Lines containing "xlabel" are to be counted. Give the number and nothing more.

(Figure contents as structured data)
⁂

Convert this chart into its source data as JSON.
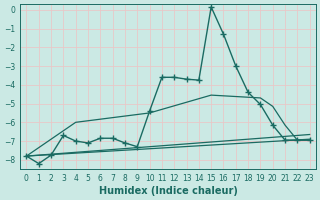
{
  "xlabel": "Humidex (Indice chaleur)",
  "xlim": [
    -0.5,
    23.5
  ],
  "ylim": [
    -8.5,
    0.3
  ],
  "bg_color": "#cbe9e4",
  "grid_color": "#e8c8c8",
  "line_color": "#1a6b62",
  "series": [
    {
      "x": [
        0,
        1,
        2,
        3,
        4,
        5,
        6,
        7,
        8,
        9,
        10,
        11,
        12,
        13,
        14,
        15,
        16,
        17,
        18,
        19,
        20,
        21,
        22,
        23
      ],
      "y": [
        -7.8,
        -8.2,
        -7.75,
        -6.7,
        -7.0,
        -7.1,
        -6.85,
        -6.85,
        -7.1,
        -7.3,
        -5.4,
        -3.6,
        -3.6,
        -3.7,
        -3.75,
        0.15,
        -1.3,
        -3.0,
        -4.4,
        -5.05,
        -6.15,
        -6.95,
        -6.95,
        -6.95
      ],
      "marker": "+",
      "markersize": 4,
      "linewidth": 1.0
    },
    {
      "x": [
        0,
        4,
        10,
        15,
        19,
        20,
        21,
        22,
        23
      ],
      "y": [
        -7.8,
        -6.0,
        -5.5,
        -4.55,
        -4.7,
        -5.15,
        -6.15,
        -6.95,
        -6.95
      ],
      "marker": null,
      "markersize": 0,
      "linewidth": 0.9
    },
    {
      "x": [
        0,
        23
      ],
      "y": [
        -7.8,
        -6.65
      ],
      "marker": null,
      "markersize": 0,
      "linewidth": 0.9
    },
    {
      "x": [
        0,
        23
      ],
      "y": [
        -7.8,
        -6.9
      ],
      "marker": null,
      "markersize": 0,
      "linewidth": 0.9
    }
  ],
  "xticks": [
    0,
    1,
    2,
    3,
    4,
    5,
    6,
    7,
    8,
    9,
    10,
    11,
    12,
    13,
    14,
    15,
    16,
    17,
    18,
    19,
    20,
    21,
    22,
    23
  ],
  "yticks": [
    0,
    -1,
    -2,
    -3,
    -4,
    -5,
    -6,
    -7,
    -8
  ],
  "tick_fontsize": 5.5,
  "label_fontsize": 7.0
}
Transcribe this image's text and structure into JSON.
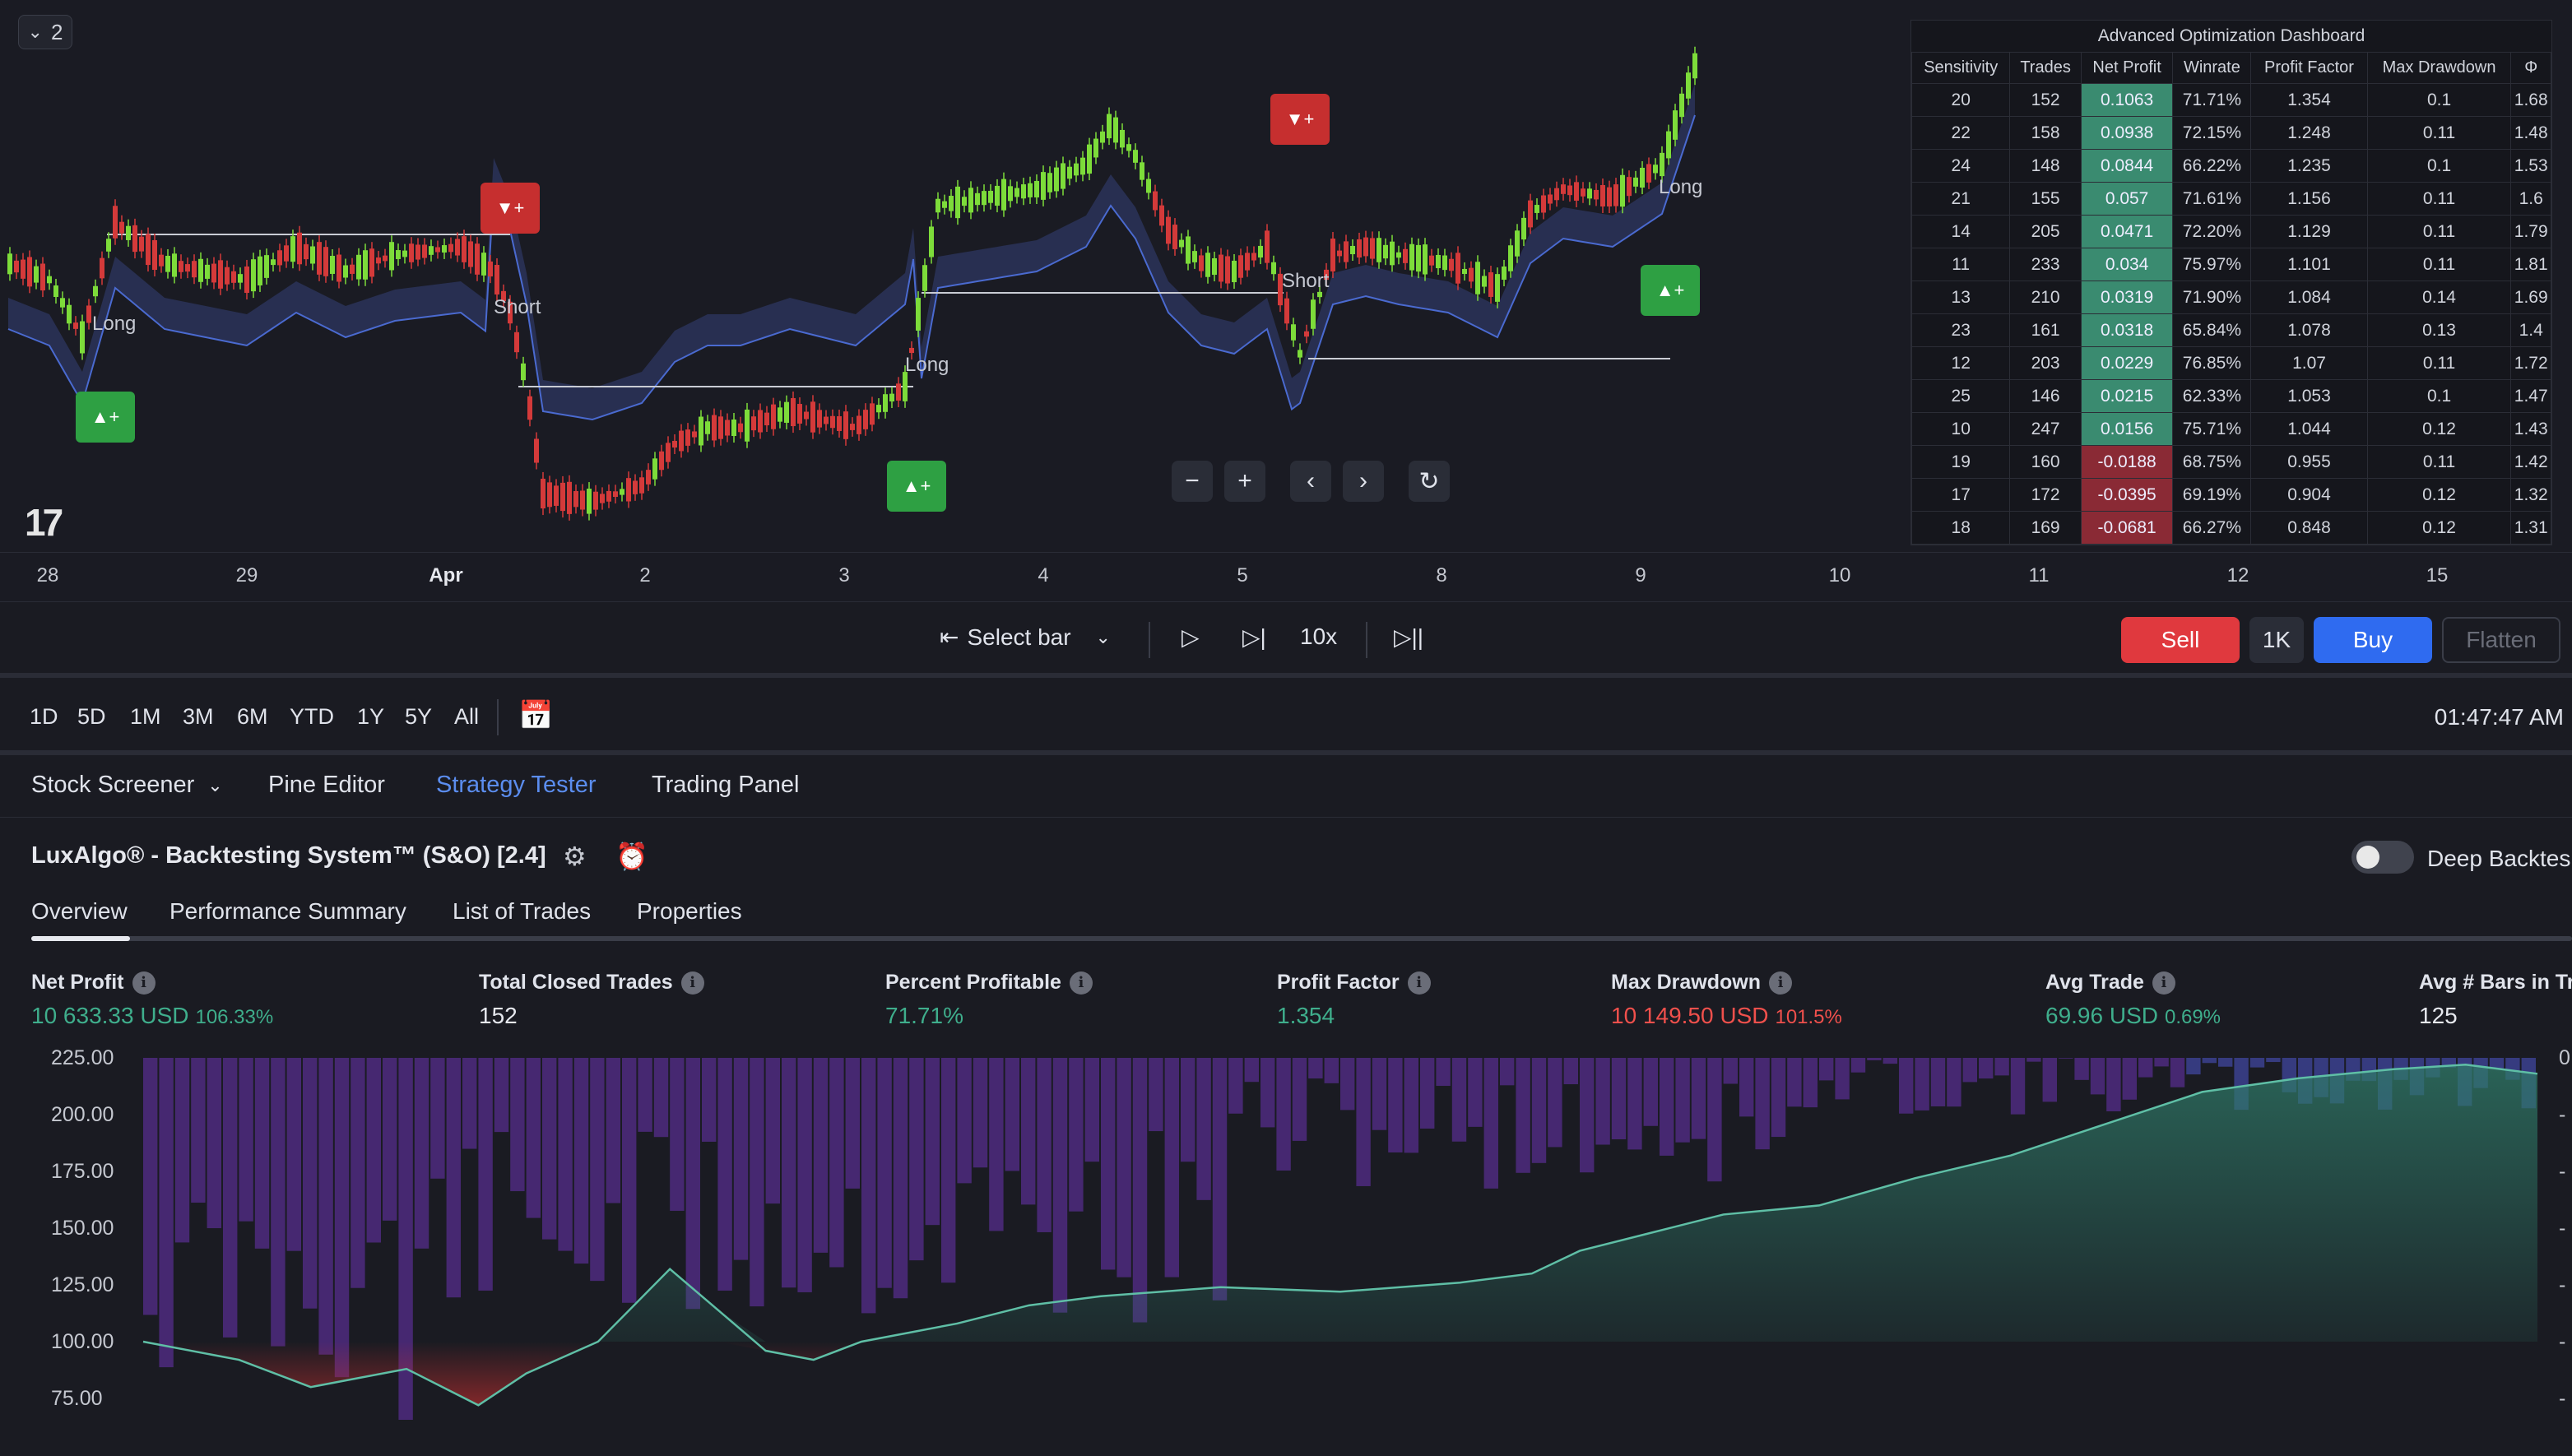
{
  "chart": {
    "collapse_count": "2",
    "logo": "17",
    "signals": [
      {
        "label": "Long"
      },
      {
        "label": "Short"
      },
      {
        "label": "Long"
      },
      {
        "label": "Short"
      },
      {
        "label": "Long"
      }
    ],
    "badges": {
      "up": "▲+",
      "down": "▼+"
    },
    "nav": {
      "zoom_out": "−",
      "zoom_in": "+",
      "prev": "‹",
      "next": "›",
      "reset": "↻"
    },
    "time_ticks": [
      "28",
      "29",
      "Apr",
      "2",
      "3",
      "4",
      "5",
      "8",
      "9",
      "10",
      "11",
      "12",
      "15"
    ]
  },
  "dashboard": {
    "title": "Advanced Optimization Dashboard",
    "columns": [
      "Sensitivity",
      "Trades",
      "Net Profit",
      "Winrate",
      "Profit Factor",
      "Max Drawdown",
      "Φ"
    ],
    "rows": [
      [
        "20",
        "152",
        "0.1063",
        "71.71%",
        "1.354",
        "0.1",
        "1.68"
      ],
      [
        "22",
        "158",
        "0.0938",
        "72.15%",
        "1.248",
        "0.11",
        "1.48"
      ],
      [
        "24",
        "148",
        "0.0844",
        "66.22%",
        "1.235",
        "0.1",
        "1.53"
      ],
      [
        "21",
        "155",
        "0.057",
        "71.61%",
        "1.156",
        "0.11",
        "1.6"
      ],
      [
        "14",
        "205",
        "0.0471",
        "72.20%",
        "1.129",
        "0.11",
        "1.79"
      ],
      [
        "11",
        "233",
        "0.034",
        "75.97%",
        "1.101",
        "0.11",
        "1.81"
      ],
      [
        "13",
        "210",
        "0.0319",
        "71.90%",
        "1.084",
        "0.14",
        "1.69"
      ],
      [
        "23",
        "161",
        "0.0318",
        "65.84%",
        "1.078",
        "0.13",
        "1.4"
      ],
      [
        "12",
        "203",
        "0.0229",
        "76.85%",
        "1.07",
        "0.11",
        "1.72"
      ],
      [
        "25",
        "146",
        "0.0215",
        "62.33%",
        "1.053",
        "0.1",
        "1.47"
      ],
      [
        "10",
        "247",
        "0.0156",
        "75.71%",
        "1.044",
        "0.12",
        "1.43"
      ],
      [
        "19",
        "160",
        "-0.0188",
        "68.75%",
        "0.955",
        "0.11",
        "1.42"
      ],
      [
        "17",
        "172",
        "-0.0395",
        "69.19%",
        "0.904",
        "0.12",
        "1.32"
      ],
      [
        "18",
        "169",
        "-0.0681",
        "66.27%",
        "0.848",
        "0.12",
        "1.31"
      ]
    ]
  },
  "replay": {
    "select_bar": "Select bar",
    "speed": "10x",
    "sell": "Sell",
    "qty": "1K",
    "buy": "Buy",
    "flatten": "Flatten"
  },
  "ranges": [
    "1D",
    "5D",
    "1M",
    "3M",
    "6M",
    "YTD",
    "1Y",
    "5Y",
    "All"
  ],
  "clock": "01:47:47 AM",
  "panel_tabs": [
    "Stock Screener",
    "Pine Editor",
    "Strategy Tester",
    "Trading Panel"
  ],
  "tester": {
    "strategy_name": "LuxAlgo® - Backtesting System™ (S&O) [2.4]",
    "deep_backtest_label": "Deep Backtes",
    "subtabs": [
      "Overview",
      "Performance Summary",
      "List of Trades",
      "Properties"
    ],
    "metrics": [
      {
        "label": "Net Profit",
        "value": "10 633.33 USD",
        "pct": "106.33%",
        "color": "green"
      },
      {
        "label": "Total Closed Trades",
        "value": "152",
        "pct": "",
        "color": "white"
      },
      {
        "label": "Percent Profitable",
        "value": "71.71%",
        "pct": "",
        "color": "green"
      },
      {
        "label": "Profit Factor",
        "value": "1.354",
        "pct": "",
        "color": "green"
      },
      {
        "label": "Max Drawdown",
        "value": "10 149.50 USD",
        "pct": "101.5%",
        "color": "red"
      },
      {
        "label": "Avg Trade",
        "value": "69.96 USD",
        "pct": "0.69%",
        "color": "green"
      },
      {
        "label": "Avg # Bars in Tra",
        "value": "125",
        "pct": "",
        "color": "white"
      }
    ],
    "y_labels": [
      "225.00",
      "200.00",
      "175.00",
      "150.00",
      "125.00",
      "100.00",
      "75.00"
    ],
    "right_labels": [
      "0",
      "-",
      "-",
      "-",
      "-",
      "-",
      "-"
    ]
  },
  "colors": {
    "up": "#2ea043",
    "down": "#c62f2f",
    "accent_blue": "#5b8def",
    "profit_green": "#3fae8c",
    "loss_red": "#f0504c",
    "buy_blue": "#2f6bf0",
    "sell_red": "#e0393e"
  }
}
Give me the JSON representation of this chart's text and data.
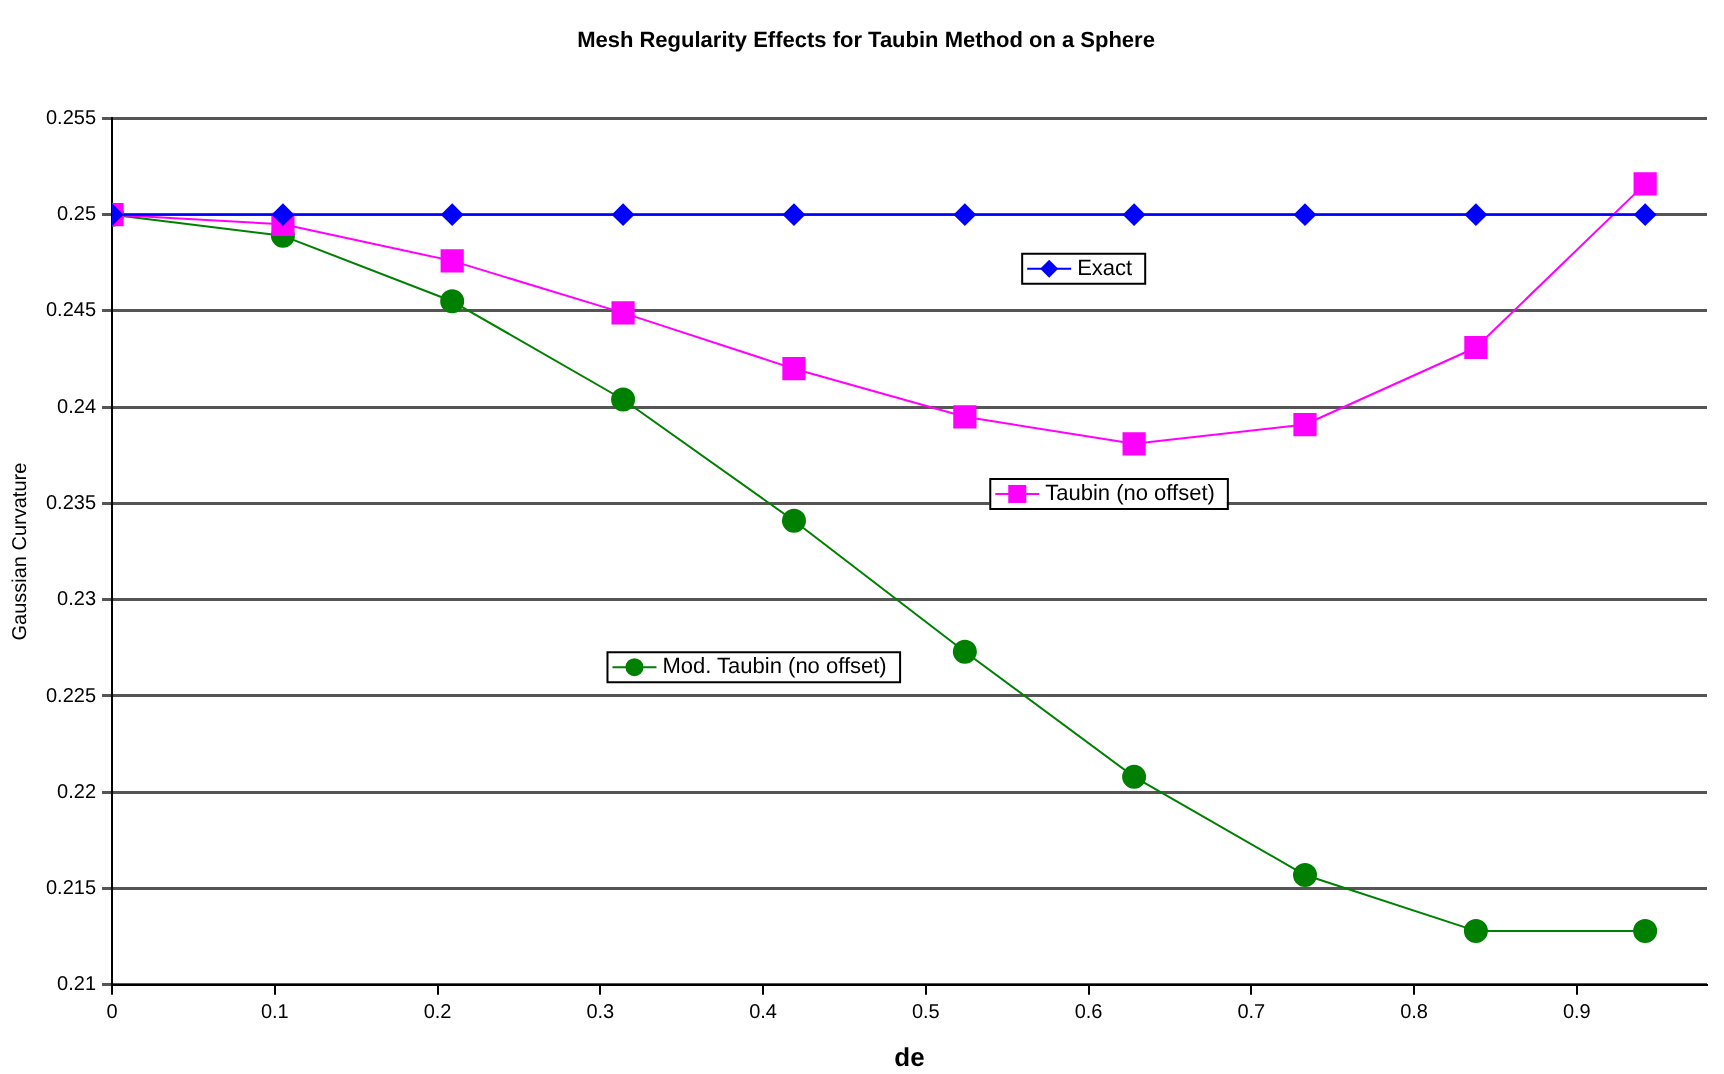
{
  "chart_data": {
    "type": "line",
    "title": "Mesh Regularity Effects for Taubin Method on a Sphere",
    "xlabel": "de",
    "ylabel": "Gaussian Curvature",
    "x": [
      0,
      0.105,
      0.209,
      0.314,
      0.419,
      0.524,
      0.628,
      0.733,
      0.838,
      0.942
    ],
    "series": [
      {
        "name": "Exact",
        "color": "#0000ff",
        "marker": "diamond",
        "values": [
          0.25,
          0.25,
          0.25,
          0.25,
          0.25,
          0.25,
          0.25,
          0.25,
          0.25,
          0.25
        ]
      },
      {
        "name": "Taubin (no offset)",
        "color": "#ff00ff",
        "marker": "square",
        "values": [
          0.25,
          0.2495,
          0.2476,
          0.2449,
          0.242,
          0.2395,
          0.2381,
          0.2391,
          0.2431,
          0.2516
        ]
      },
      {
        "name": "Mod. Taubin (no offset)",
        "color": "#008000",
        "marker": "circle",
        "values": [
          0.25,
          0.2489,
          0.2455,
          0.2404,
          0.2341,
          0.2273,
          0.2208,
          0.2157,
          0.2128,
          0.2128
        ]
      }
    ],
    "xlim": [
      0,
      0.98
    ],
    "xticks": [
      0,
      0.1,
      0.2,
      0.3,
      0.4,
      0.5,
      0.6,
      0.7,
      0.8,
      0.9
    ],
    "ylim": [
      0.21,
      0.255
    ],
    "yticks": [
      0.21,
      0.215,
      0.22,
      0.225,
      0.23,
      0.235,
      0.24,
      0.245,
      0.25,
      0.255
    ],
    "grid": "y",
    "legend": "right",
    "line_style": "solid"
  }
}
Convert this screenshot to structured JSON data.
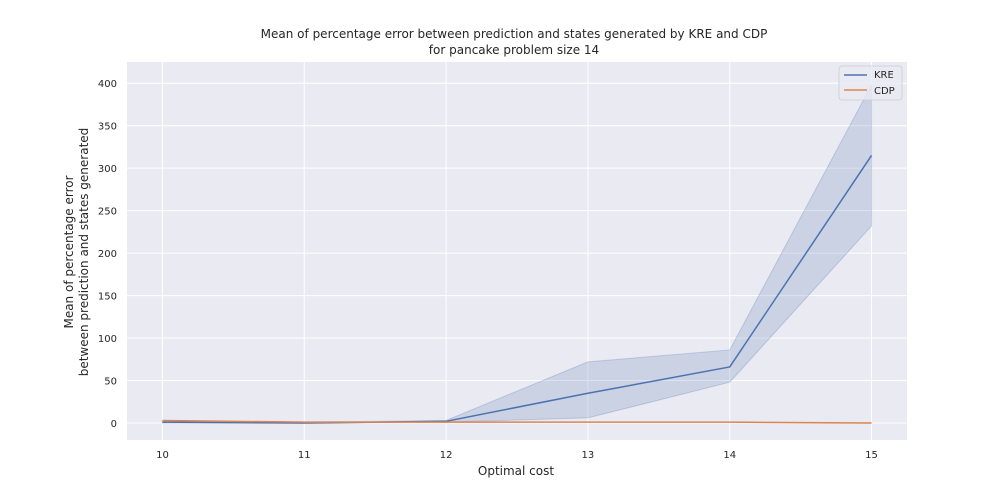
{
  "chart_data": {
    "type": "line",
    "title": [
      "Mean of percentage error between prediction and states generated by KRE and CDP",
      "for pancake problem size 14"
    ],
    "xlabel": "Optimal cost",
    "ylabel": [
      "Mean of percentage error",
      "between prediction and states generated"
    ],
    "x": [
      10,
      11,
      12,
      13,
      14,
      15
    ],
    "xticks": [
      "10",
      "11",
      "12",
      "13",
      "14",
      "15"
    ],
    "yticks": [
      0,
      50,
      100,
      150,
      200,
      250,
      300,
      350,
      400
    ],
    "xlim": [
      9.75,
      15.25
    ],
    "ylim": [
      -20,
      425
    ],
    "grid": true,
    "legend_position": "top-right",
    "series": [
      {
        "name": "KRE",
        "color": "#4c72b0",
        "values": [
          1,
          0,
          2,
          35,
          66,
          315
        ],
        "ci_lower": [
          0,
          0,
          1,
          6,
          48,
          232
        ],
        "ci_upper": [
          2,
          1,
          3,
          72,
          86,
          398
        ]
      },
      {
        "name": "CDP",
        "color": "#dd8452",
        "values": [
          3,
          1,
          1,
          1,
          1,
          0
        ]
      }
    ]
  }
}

⁂

**Answer to the problem:** 3